Data records

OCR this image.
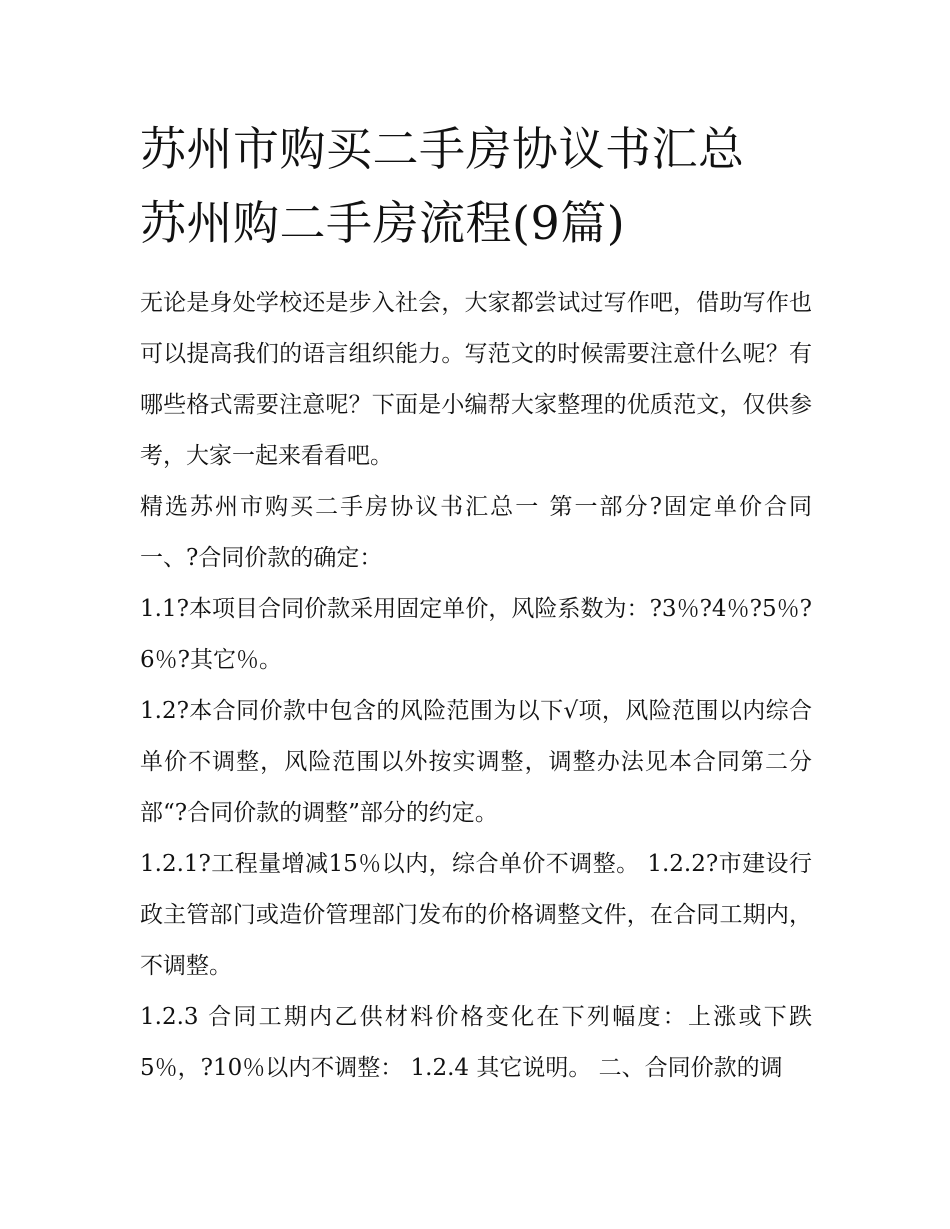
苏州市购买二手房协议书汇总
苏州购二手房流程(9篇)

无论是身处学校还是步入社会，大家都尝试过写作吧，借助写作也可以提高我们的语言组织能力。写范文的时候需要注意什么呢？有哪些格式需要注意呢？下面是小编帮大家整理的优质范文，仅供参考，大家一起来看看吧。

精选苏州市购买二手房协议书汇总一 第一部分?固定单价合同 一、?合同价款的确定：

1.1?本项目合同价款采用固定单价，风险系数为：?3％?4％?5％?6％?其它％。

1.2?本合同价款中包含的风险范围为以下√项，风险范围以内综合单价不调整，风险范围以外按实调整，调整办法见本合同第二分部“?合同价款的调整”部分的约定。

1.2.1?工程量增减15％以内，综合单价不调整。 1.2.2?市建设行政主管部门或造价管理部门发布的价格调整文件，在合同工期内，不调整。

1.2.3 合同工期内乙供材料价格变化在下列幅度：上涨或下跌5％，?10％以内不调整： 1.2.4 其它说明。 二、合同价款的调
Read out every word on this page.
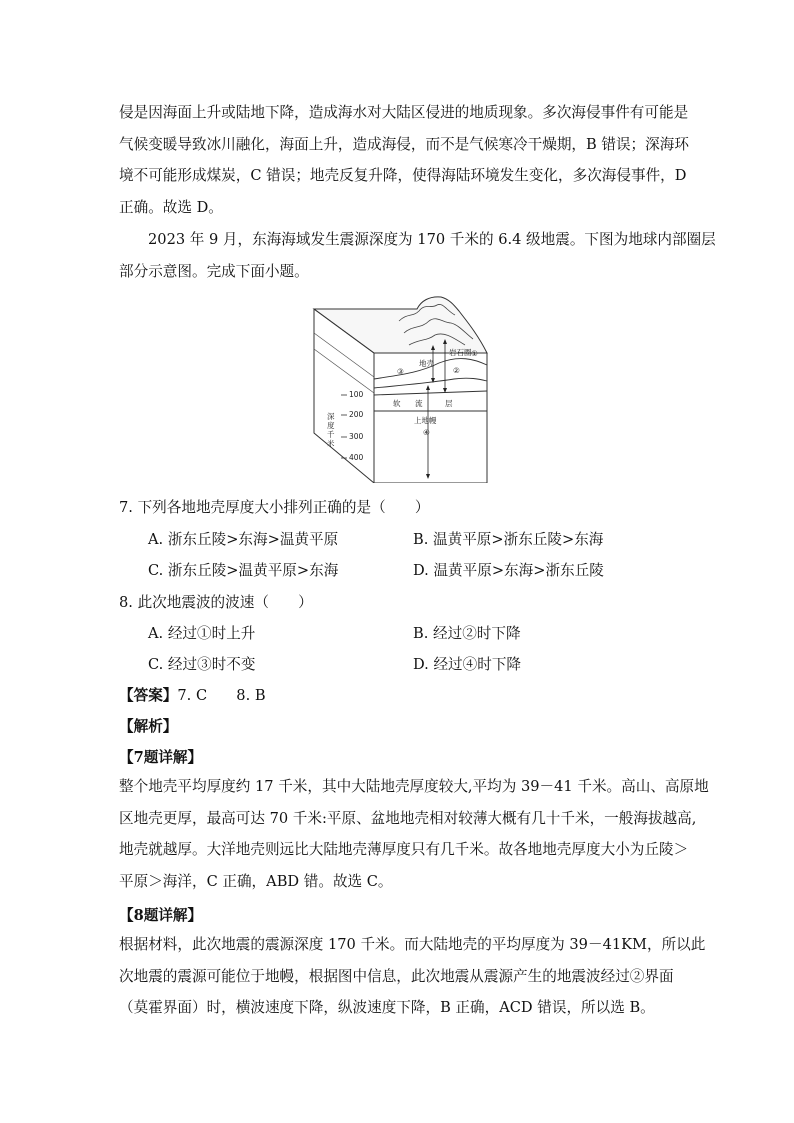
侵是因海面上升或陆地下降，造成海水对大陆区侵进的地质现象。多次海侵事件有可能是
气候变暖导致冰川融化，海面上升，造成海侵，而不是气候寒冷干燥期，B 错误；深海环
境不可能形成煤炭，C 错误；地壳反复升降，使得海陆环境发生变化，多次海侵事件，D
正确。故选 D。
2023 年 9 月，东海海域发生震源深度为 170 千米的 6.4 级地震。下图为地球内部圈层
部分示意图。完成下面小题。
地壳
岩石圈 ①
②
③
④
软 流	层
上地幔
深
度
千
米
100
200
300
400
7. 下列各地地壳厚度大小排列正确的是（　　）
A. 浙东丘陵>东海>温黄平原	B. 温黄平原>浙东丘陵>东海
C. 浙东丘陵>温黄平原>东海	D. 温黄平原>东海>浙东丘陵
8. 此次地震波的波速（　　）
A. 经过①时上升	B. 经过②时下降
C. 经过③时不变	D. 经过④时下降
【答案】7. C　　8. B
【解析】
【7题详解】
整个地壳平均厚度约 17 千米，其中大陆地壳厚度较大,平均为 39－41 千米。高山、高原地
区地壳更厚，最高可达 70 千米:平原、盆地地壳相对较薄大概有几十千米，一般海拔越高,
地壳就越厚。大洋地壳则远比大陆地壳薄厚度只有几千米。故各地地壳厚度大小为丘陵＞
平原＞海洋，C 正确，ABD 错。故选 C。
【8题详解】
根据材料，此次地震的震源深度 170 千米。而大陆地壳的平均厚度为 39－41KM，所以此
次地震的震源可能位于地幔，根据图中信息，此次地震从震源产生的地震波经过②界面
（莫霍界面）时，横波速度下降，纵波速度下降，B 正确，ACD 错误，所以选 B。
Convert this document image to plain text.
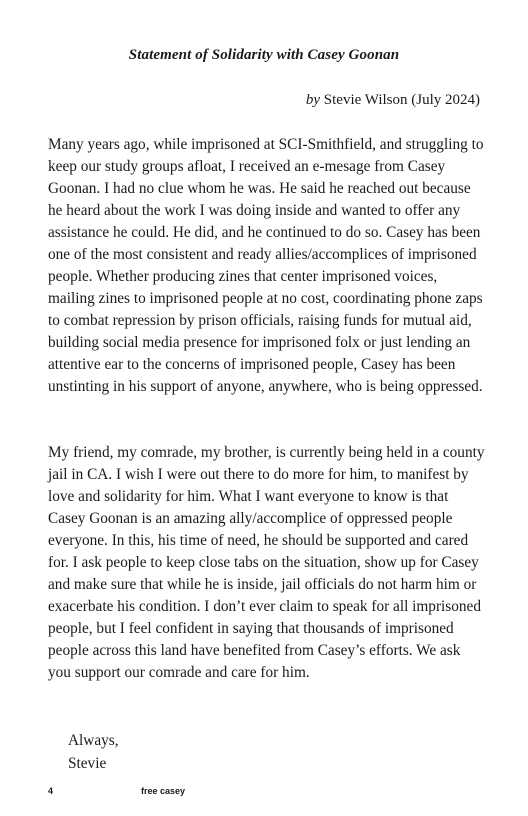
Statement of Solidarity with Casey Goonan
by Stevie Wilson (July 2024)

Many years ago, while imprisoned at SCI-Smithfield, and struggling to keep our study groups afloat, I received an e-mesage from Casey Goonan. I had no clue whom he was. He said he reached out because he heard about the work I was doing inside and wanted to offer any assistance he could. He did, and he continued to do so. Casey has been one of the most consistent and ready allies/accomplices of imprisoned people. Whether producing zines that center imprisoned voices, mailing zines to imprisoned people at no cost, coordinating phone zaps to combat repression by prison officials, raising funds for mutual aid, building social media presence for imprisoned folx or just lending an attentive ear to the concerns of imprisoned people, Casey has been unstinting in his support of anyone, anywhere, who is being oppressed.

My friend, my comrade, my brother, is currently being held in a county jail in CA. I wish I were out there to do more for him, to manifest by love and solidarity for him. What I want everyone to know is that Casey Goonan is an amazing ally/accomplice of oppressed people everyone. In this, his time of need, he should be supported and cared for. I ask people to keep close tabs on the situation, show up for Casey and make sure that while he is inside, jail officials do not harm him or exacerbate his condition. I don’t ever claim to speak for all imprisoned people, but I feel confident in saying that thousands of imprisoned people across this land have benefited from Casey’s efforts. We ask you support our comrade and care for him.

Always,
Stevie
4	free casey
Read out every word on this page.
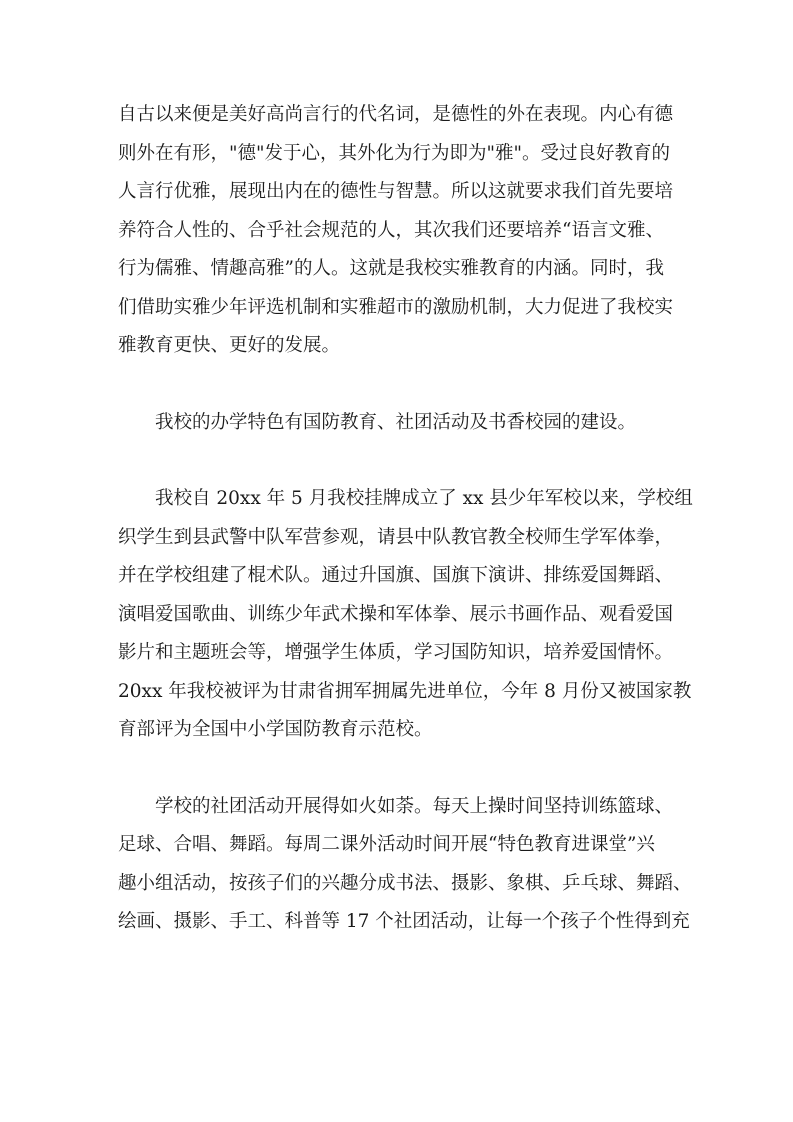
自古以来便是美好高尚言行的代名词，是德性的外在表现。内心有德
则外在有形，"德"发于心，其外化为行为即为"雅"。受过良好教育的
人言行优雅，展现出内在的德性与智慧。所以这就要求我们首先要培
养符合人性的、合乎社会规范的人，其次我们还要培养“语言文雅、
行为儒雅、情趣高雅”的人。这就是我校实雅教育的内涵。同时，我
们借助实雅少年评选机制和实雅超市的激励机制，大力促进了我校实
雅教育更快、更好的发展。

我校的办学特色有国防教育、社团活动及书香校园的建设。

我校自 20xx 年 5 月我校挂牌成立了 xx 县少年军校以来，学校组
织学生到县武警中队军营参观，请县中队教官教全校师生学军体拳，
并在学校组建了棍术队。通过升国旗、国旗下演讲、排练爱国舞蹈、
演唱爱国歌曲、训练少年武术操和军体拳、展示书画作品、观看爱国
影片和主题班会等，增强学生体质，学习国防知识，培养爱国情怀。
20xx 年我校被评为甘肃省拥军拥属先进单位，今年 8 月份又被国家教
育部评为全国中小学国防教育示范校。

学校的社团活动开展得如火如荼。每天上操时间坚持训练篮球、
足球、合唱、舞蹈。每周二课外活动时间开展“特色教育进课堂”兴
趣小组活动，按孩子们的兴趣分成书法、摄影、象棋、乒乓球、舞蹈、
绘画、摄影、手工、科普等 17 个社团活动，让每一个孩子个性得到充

### YOUR OBJECTIVE
Every line above should be returned word for word, with the pictures left behind.

### THE RESPONSE
OCR this image.
苏州市购买二手房协议书汇总
苏州购二手房流程(9篇)

无论是身处学校还是步入社会，大家都尝试过写作吧，借助写作也可以提高我们的语言组织能力。写范文的时候需要注意什么呢？有哪些格式需要注意呢？下面是小编帮大家整理的优质范文，仅供参考，大家一起来看看吧。

精选苏州市购买二手房协议书汇总一 第一部分?固定单价合同 一、?合同价款的确定：

1.1?本项目合同价款采用固定单价，风险系数为：?3％?4％?5％?6％?其它％。

1.2?本合同价款中包含的风险范围为以下√项，风险范围以内综合单价不调整，风险范围以外按实调整，调整办法见本合同第二分部“?合同价款的调整”部分的约定。

1.2.1?工程量增减15％以内，综合单价不调整。 1.2.2?市建设行政主管部门或造价管理部门发布的价格调整文件，在合同工期内，不调整。

1.2.3 合同工期内乙供材料价格变化在下列幅度：上涨或下跌5％，?10％以内不调整： 1.2.4 其它说明。 二、合同价款的调
Read out every word on this page.
侵是因海面上升或陆地下降，造成海水对大陆区侵进的地质现象。多次海侵事件有可能是
气候变暖导致冰川融化，海面上升，造成海侵，而不是气候寒冷干燥期，B 错误；深海环
境不可能形成煤炭，C 错误；地壳反复升降，使得海陆环境发生变化，多次海侵事件，D
正确。故选 D。
2023 年 9 月，东海海域发生震源深度为 170 千米的 6.4 级地震。下图为地球内部圈层
部分示意图。完成下面小题。
地壳
岩石圈 ①
②
③
④
软 流	层
上地幔
深
度
千
米
100
200
300
400
7. 下列各地地壳厚度大小排列正确的是（　　）
A. 浙东丘陵>东海>温黄平原	B. 温黄平原>浙东丘陵>东海
C. 浙东丘陵>温黄平原>东海	D. 温黄平原>东海>浙东丘陵
8. 此次地震波的波速（　　）
A. 经过①时上升	B. 经过②时下降
C. 经过③时不变	D. 经过④时下降
【答案】7. C　　8. B
【解析】
【7题详解】
整个地壳平均厚度约 17 千米，其中大陆地壳厚度较大,平均为 39－41 千米。高山、高原地
区地壳更厚，最高可达 70 千米:平原、盆地地壳相对较薄大概有几十千米，一般海拔越高,
地壳就越厚。大洋地壳则远比大陆地壳薄厚度只有几千米。故各地地壳厚度大小为丘陵＞
平原＞海洋，C 正确，ABD 错。故选 C。
【8题详解】
根据材料，此次地震的震源深度 170 千米。而大陆地壳的平均厚度为 39－41KM，所以此
次地震的震源可能位于地幔，根据图中信息，此次地震从震源产生的地震波经过②界面
（莫霍界面）时，横波速度下降，纵波速度下降，B 正确，ACD 错误，所以选 B。
Convert this document image to plain text.
Statement of Solidarity with Casey Goonan
by Stevie Wilson (July 2024)

Many years ago, while imprisoned at SCI-Smithfield, and struggling to keep our study groups afloat, I received an e-mesage from Casey Goonan. I had no clue whom he was. He said he reached out because he heard about the work I was doing inside and wanted to offer any assistance he could. He did, and he continued to do so. Casey has been one of the most consistent and ready allies/accomplices of imprisoned people. Whether producing zines that center imprisoned voices, mailing zines to imprisoned people at no cost, coordinating phone zaps to combat repression by prison officials, raising funds for mutual aid, building social media presence for imprisoned folx or just lending an attentive ear to the concerns of imprisoned people, Casey has been unstinting in his support of anyone, anywhere, who is being oppressed.

My friend, my comrade, my brother, is currently being held in a county jail in CA. I wish I were out there to do more for him, to manifest by love and solidarity for him. What I want everyone to know is that Casey Goonan is an amazing ally/accomplice of oppressed people everyone. In this, his time of need, he should be supported and cared for. I ask people to keep close tabs on the situation, show up for Casey and make sure that while he is inside, jail officials do not harm him or exacerbate his condition. I don’t ever claim to speak for all imprisoned people, but I feel confident in saying that thousands of imprisoned people across this land have benefited from Casey’s efforts. We ask you support our comrade and care for him.

Always,
Stevie
4	free casey
Read out every word on this page.
自古以来便是美好高尚言行的代名词，是德性的外在表现。内心有德
则外在有形，"德"发于心，其外化为行为即为"雅"。受过良好教育的
人言行优雅，展现出内在的德性与智慧。所以这就要求我们首先要培
养符合人性的、合乎社会规范的人，其次我们还要培养“语言文雅、
行为儒雅、情趣高雅”的人。这就是我校实雅教育的内涵。同时，我
们借助实雅少年评选机制和实雅超市的激励机制，大力促进了我校实
雅教育更快、更好的发展。

我校的办学特色有国防教育、社团活动及书香校园的建设。

我校自 20xx 年 5 月我校挂牌成立了 xx 县少年军校以来，学校组
织学生到县武警中队军营参观，请县中队教官教全校师生学军体拳，
并在学校组建了棍术队。通过升国旗、国旗下演讲、排练爱国舞蹈、
演唱爱国歌曲、训练少年武术操和军体拳、展示书画作品、观看爱国
影片和主题班会等，增强学生体质，学习国防知识，培养爱国情怀。
20xx 年我校被评为甘肃省拥军拥属先进单位，今年 8 月份又被国家教
育部评为全国中小学国防教育示范校。

学校的社团活动开展得如火如荼。每天上操时间坚持训练篮球、
足球、合唱、舞蹈。每周二课外活动时间开展“特色教育进课堂”兴
趣小组活动，按孩子们的兴趣分成书法、摄影、象棋、乒乓球、舞蹈、
绘画、摄影、手工、科普等 17 个社团活动，让每一个孩子个性得到充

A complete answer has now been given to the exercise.